● Work to complete
Retype the whole listing verbatim and keep the pictures out of it.
+--
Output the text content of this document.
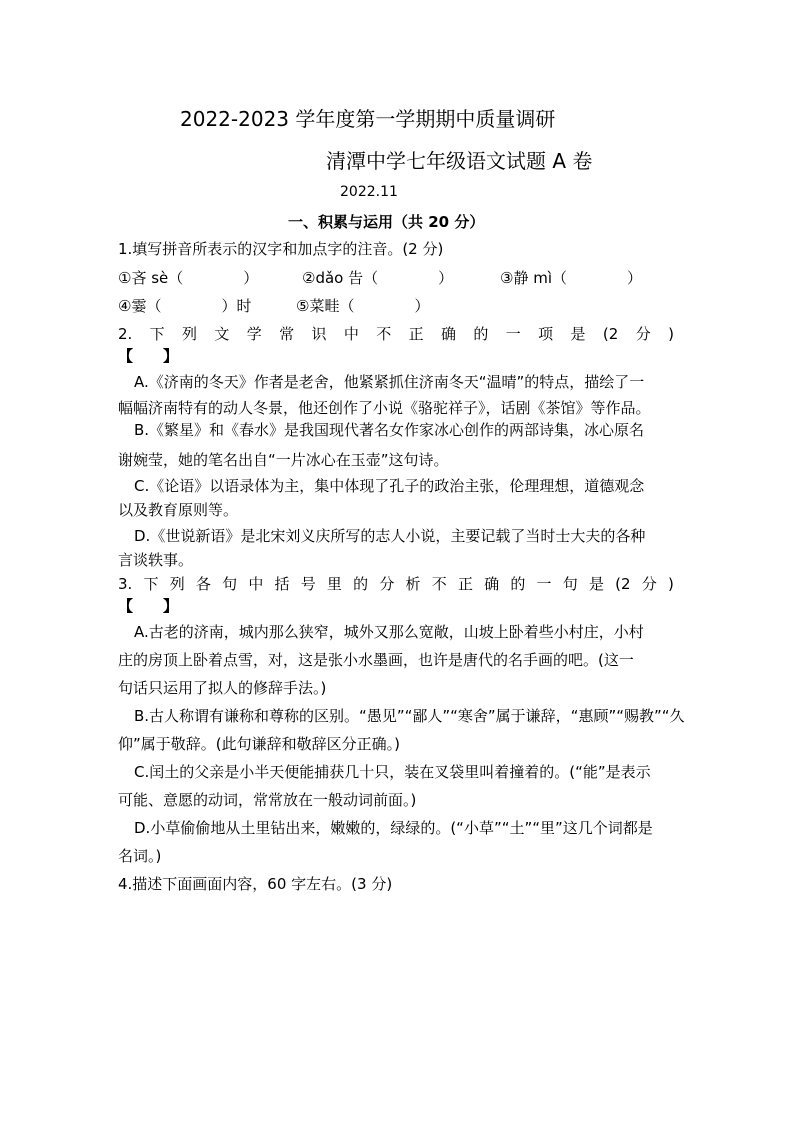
2022-2023 学年度第一学期期中质量调研
清潭中学七年级语文试题 A 卷
2022.11
一、积累与运用（共 20 分）
1.填写拼音所表示的汉字和加点字的注音。(2 分)
①吝 sè（　　　　）	②dǎo 告（　　　　）	③静 mì（　　　　）
④霎（　　　　）时	⑤菜畦（　　　　）
2. 下 列 文 学 常 识 中 不 正 确 的 一 项 是 (2 分 )
【　　】
A.《济南的冬天》作者是老舍，他紧紧抓住济南冬天“温晴”的特点，描绘了一
幅幅济南特有的动人冬景，他还创作了小说《骆驼祥子》，话剧《茶馆》等作品。
B.《繁星》和《春水》是我国现代著名女作家冰心创作的两部诗集，冰心原名
谢婉莹，她的笔名出自“一片冰心在玉壶”这句诗。
C.《论语》以语录体为主，集中体现了孔子的政治主张，伦理理想，道德观念
以及教育原则等。
D.《世说新语》是北宋刘义庆所写的志人小说，主要记载了当时士大夫的各种
言谈轶事。
3. 下 列 各 句 中 括 号 里 的 分 析 不 正 确 的 一 句 是 (2 分 )
【　　】
A.古老的济南，城内那么狭窄，城外又那么宽敞，山坡上卧着些小村庄，小村
庄的房顶上卧着点雪，对，这是张小水墨画，也许是唐代的名手画的吧。(这一
句话只运用了拟人的修辞手法。)
B.古人称谓有谦称和尊称的区别。“愚见”“鄙人”“寒舍”属于谦辞，“惠顾”“赐教”“久
仰”属于敬辞。(此句谦辞和敬辞区分正确。)
C.闰土的父亲是小半天便能捕获几十只，装在叉袋里叫着撞着的。(“能”是表示
可能、意愿的动词，常常放在一般动词前面。)
D.小草偷偷地从土里钻出来，嫩嫩的，绿绿的。(“小草”“土”“里”这几个词都是
名词。)
4.描述下面画面内容，60 字左右。(3 分)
+--
● Answer
Output the text content of this document.
2022-2023 学年度第一学期期中质量调研
清潭中学七年级语文试题 A 卷
2022.11
一、积累与运用（共 20 分）
1.填写拼音所表示的汉字和加点字的注音。(2 分)
①吝 sè（　　　　）	②dǎo 告（　　　　）	③静 mì（　　　　）
④霎（　　　　）时	⑤菜畦（　　　　）
2. 下 列 文 学 常 识 中 不 正 确 的 一 项 是 (2 分 )
【　　】
A.《济南的冬天》作者是老舍，他紧紧抓住济南冬天“温晴”的特点，描绘了一
幅幅济南特有的动人冬景，他还创作了小说《骆驼祥子》，话剧《茶馆》等作品。
B.《繁星》和《春水》是我国现代著名女作家冰心创作的两部诗集，冰心原名
谢婉莹，她的笔名出自“一片冰心在玉壶”这句诗。
C.《论语》以语录体为主，集中体现了孔子的政治主张，伦理理想，道德观念
以及教育原则等。
D.《世说新语》是北宋刘义庆所写的志人小说，主要记载了当时士大夫的各种
言谈轶事。
3. 下 列 各 句 中 括 号 里 的 分 析 不 正 确 的 一 句 是 (2 分 )
【　　】
A.古老的济南，城内那么狭窄，城外又那么宽敞，山坡上卧着些小村庄，小村
庄的房顶上卧着点雪，对，这是张小水墨画，也许是唐代的名手画的吧。(这一
句话只运用了拟人的修辞手法。)
B.古人称谓有谦称和尊称的区别。“愚见”“鄙人”“寒舍”属于谦辞，“惠顾”“赐教”“久
仰”属于敬辞。(此句谦辞和敬辞区分正确。)
C.闰土的父亲是小半天便能捕获几十只，装在叉袋里叫着撞着的。(“能”是表示
可能、意愿的动词，常常放在一般动词前面。)
D.小草偷偷地从土里钻出来，嫩嫩的，绿绿的。(“小草”“土”“里”这几个词都是
名词。)
4.描述下面画面内容，60 字左右。(3 分)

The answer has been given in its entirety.